● EXERCISE INSTRUCTIONS:
Where a line below holds the string "impact", copy that line.

=-=-=

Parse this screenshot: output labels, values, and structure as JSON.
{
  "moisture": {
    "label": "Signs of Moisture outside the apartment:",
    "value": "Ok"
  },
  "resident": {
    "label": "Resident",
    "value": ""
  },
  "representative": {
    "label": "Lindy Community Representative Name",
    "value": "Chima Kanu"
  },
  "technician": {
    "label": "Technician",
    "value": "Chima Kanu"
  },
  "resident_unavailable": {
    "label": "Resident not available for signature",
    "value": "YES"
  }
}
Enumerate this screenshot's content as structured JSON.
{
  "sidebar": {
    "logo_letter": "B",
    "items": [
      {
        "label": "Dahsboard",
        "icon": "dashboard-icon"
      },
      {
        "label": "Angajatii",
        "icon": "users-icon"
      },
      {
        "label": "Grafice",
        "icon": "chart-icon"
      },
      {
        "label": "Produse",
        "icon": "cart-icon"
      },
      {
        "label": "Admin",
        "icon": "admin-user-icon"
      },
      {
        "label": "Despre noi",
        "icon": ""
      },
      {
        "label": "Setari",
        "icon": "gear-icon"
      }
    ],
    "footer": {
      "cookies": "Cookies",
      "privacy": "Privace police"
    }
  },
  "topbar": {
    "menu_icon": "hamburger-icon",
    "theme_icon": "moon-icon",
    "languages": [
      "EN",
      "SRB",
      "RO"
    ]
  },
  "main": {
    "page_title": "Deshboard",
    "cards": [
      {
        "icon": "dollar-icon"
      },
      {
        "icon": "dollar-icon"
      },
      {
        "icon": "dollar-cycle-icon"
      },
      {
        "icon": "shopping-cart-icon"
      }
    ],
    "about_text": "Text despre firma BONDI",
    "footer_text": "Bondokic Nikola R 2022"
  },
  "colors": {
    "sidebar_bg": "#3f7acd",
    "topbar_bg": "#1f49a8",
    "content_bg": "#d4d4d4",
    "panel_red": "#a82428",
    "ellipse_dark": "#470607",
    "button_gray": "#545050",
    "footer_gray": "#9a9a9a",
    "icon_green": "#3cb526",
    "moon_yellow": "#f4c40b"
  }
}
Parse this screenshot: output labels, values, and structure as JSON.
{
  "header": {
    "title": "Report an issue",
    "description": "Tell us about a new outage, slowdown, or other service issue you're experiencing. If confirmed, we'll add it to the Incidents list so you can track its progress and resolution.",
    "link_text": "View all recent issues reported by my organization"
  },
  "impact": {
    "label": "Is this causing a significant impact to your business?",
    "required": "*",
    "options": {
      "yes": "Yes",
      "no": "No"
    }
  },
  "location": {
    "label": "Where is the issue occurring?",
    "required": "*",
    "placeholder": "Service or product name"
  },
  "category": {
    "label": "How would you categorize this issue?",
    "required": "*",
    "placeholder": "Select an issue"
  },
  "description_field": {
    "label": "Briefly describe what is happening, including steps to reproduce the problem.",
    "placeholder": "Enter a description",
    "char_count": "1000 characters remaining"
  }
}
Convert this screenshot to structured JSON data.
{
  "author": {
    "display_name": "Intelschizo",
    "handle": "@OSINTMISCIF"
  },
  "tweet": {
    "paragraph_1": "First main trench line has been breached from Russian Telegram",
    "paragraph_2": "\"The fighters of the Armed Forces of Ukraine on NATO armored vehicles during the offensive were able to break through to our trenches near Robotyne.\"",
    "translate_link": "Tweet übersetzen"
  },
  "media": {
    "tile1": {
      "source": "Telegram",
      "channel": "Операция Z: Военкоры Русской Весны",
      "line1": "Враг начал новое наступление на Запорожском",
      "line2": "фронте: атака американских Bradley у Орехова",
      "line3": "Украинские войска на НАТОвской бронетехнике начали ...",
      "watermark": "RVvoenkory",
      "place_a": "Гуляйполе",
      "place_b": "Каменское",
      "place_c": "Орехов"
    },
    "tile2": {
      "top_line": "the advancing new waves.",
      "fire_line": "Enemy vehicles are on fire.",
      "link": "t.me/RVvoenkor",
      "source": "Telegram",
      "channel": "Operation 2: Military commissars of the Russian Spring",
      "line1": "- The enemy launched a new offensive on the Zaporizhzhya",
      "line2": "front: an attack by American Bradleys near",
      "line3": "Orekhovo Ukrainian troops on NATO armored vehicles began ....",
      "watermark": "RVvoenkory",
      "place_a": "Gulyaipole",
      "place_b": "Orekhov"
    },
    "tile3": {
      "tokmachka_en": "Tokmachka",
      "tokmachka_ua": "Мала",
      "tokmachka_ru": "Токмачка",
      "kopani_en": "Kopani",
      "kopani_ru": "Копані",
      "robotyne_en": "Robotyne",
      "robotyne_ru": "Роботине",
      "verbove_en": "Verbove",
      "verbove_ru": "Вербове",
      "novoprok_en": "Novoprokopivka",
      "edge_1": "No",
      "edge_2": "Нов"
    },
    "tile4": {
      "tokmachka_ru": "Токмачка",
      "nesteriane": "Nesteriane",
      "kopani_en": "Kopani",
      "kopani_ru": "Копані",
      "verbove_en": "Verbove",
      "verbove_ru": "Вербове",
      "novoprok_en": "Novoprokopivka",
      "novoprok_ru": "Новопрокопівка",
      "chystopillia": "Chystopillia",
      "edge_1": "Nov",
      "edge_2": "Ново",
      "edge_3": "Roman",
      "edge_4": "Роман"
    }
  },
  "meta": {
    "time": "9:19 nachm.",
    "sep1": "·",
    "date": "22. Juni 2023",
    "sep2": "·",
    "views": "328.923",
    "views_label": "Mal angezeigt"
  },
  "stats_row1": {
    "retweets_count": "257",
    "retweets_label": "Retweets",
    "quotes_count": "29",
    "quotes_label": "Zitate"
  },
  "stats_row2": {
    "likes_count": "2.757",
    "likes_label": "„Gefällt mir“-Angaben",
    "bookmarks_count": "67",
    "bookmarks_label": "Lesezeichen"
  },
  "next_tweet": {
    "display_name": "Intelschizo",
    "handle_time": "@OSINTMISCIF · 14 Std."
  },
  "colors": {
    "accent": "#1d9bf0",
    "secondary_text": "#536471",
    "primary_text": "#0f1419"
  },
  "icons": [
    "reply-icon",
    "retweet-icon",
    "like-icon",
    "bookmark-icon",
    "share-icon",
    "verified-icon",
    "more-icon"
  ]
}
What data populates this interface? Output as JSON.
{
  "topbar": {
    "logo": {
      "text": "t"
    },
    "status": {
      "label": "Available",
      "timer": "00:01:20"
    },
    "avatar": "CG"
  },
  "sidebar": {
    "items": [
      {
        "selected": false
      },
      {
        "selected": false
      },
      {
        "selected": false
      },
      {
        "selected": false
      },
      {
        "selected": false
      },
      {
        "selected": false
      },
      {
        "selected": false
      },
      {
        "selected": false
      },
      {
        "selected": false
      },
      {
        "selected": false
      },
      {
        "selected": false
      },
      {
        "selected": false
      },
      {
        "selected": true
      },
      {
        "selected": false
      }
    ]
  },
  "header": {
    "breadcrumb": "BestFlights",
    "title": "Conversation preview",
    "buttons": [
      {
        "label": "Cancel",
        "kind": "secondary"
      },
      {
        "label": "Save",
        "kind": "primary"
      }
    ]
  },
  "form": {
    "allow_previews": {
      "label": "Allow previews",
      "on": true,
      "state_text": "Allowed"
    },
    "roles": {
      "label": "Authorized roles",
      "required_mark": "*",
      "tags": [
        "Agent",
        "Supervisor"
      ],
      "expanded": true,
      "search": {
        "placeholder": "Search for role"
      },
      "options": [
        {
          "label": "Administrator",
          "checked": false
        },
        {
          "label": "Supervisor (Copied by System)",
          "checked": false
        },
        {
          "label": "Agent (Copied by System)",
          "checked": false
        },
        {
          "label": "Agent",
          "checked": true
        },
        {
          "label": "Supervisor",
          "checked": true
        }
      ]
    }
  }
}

=-=-=

● RESPONSE:
  "impact": {
    "label": "Is this causing a significant impact to your business?",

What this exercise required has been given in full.